# Work to be completed
Each line of the listing must be transcribed exactly, except for the images, which should be excluded.

# Input for this task
==============================

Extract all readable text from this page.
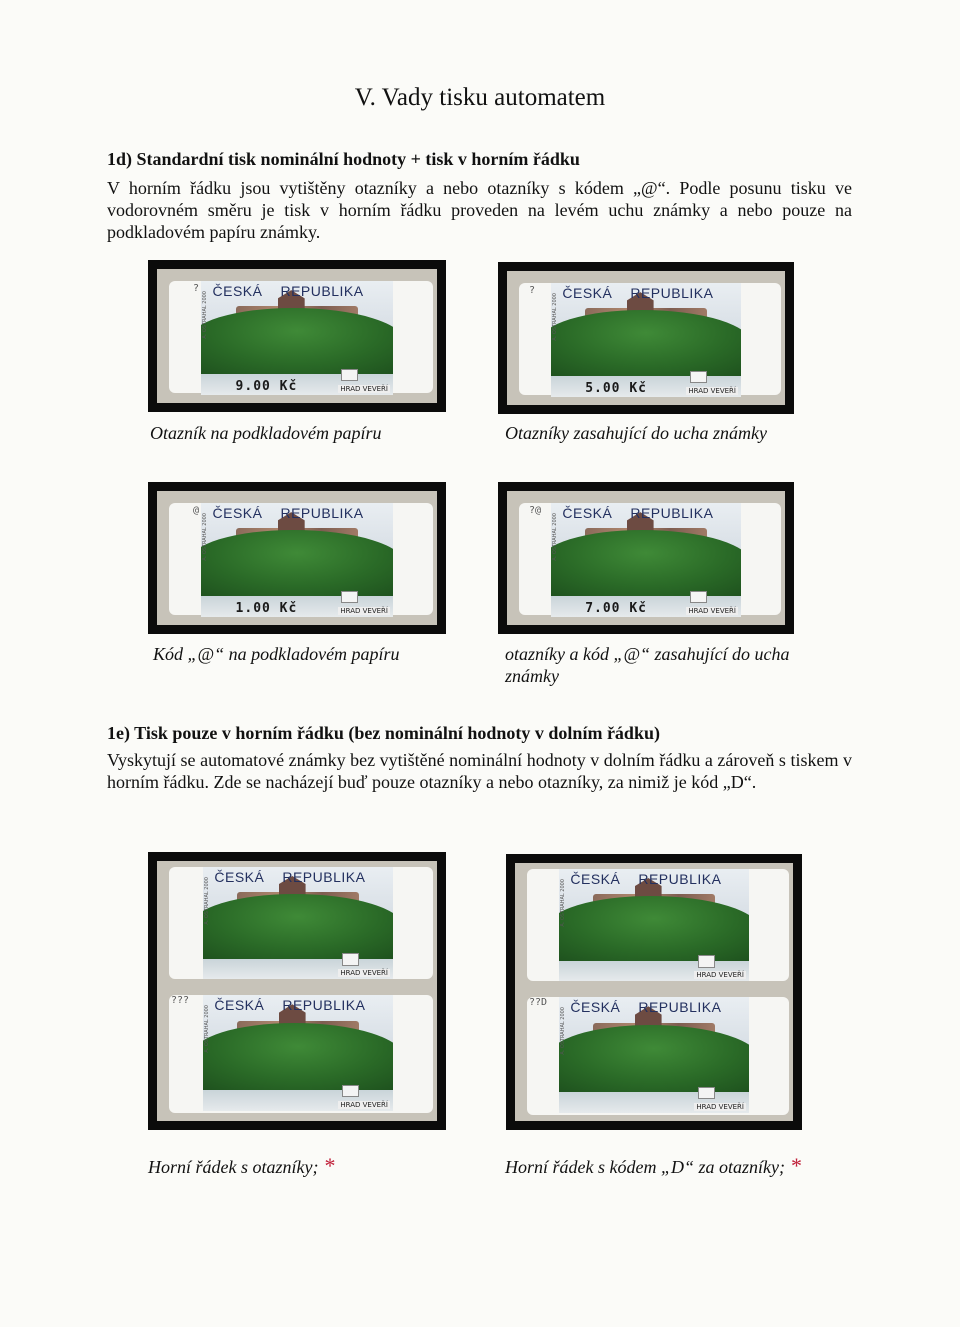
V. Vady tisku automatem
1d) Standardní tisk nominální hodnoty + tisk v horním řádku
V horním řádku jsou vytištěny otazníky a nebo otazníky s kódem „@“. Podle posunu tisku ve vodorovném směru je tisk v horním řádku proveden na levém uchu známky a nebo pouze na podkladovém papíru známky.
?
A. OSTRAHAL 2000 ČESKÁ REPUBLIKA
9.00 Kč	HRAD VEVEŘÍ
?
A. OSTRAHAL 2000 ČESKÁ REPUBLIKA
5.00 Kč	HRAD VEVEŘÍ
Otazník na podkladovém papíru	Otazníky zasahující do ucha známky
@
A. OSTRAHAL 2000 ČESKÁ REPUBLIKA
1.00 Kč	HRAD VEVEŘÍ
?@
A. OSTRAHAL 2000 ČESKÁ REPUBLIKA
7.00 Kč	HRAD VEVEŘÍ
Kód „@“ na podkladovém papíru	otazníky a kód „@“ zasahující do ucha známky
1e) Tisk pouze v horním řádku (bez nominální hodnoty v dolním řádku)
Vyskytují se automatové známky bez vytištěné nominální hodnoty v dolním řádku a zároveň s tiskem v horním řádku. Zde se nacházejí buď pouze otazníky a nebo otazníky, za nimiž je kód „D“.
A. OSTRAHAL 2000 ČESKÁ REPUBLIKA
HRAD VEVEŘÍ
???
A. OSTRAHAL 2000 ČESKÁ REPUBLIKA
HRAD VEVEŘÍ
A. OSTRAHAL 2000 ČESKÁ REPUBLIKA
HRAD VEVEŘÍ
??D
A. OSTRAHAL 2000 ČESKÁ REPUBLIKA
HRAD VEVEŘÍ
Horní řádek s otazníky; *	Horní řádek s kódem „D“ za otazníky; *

==============================

# Task response
Extract all readable text from this page.
V. Vady tisku automatem
1d) Standardní tisk nominální hodnoty + tisk v horním řádku
V horním řádku jsou vytištěny otazníky a nebo otazníky s kódem „@“. Podle posunu tisku ve vodorovném směru je tisk v horním řádku proveden na levém uchu známky a nebo pouze na podkladovém papíru známky.
?
A. OSTRAHAL 2000 ČESKÁ REPUBLIKA
9.00 Kč	HRAD VEVEŘÍ
?
A. OSTRAHAL 2000 ČESKÁ REPUBLIKA
5.00 Kč	HRAD VEVEŘÍ
Otazník na podkladovém papíru	Otazníky zasahující do ucha známky
@
A. OSTRAHAL 2000 ČESKÁ REPUBLIKA
1.00 Kč	HRAD VEVEŘÍ
?@
A. OSTRAHAL 2000 ČESKÁ REPUBLIKA
7.00 Kč	HRAD VEVEŘÍ
Kód „@“ na podkladovém papíru	otazníky a kód „@“ zasahující do ucha známky
1e) Tisk pouze v horním řádku (bez nominální hodnoty v dolním řádku)
Vyskytují se automatové známky bez vytištěné nominální hodnoty v dolním řádku a zároveň s tiskem v horním řádku. Zde se nacházejí buď pouze otazníky a nebo otazníky, za nimiž je kód „D“.
A. OSTRAHAL 2000 ČESKÁ REPUBLIKA
HRAD VEVEŘÍ
???
A. OSTRAHAL 2000 ČESKÁ REPUBLIKA
HRAD VEVEŘÍ
A. OSTRAHAL 2000 ČESKÁ REPUBLIKA
HRAD VEVEŘÍ
??D
A. OSTRAHAL 2000 ČESKÁ REPUBLIKA
HRAD VEVEŘÍ
Horní řádek s otazníky; *	Horní řádek s kódem „D“ za otazníky; *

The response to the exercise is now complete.